**THE REQUEST**. Without including any pictures, copy each entry below exactly.

**DATA SUPPLIED**.
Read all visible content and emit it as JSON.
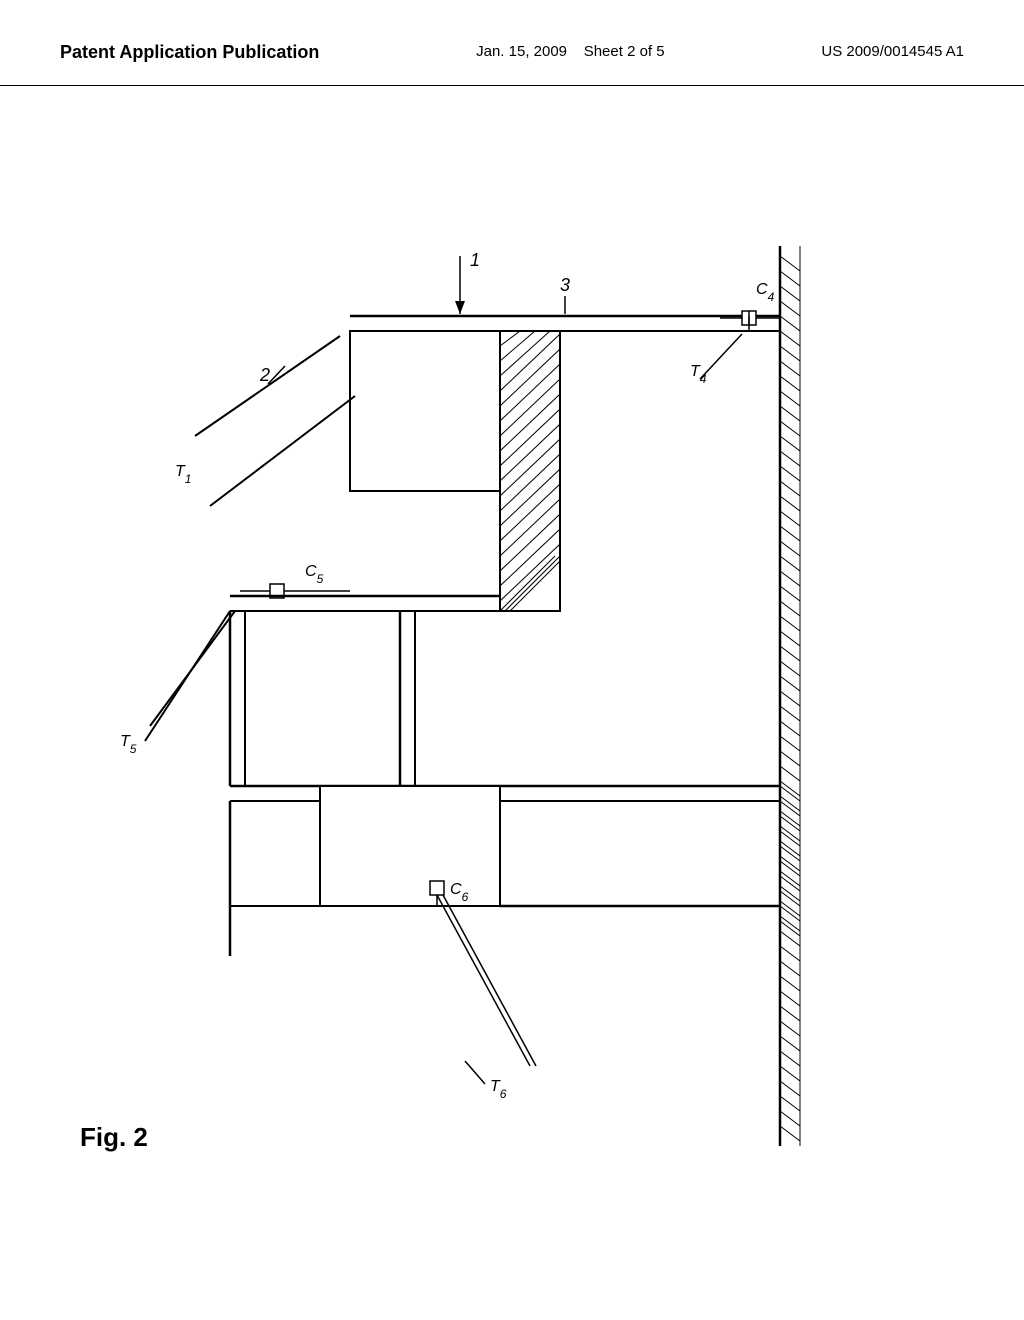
{
  "header": {
    "left_label": "Patent Application Publication",
    "center_date": "Jan. 15, 2009",
    "center_sheet": "Sheet 2 of 5",
    "right_patent": "US 2009/0014545 A1"
  },
  "figure": {
    "label": "Fig. 2",
    "number": "1",
    "labels": {
      "n1": "1",
      "n2": "2",
      "n3": "3",
      "T1": "T₁",
      "T4": "T₄",
      "T5": "T₅",
      "T6": "T₆",
      "C4": "C₄",
      "C5": "C₅",
      "C6": "C₆"
    }
  }
}
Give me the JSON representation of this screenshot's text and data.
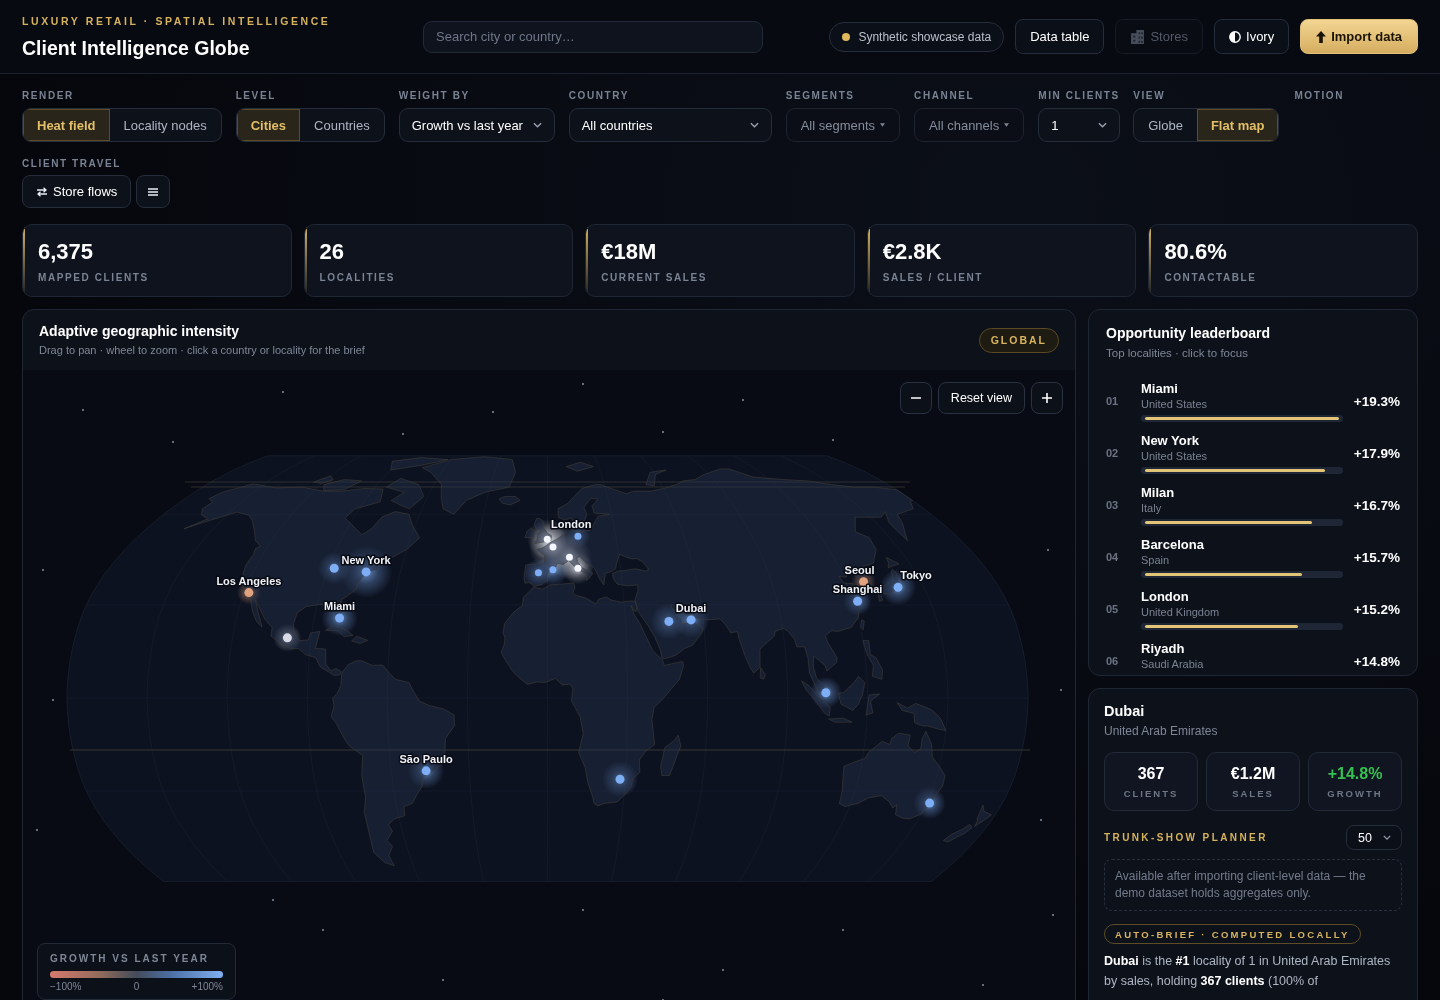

**COMPLETED TASK**.
Read all visible content and emit it as JSON.
{
  "header": {
    "left_label": "Patent Application Publication",
    "center_date": "Jan. 15, 2009",
    "center_sheet": "Sheet 2 of 5",
    "right_patent": "US 2009/0014545 A1"
  },
  "figure": {
    "label": "Fig. 2",
    "number": "1",
    "labels": {
      "n1": "1",
      "n2": "2",
      "n3": "3",
      "T1": "T₁",
      "T4": "T₄",
      "T5": "T₅",
      "T6": "T₆",
      "C4": "C₄",
      "C5": "C₅",
      "C6": "C₆"
    }
  }
}
Give me the JSON representation of this screenshot's text and data.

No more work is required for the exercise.